◆ **EXERCISE AIM**
Output all the entries word for word. Omit the pictures.

------------------------------

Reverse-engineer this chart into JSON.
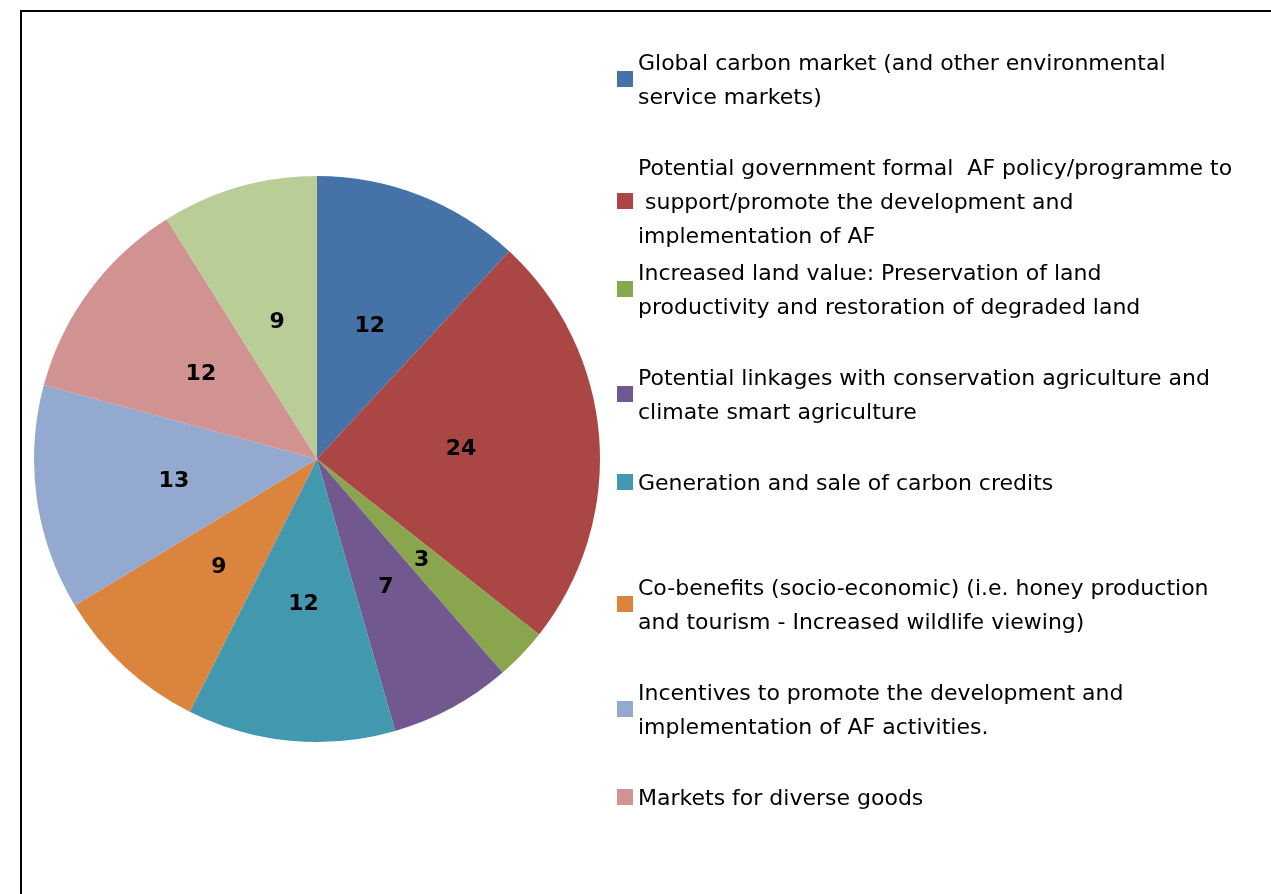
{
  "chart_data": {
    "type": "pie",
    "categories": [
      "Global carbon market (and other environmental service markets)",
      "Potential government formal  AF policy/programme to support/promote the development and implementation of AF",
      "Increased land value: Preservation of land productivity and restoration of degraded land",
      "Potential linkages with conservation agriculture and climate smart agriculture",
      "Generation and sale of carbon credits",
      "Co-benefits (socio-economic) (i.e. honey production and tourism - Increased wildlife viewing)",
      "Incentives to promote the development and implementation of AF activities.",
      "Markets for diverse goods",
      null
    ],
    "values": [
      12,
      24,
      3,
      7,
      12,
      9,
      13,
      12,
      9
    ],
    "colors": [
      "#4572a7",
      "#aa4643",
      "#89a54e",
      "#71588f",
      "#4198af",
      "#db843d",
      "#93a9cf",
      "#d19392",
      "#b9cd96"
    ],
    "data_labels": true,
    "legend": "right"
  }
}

------------------------------

◆ **THE SOLUTION**
Reverse-engineer this chart into JSON.
{
  "chart_data": {
    "type": "pie",
    "categories": [
      "Global carbon market (and other environmental service markets)",
      "Potential government formal  AF policy/programme to support/promote the development and implementation of AF",
      "Increased land value: Preservation of land productivity and restoration of degraded land",
      "Potential linkages with conservation agriculture and climate smart agriculture",
      "Generation and sale of carbon credits",
      "Co-benefits (socio-economic) (i.e. honey production and tourism - Increased wildlife viewing)",
      "Incentives to promote the development and implementation of AF activities.",
      "Markets for diverse goods",
      null
    ],
    "values": [
      12,
      24,
      3,
      7,
      12,
      9,
      13,
      12,
      9
    ],
    "colors": [
      "#4572a7",
      "#aa4643",
      "#89a54e",
      "#71588f",
      "#4198af",
      "#db843d",
      "#93a9cf",
      "#d19392",
      "#b9cd96"
    ],
    "data_labels": true,
    "legend": "right"
  }
}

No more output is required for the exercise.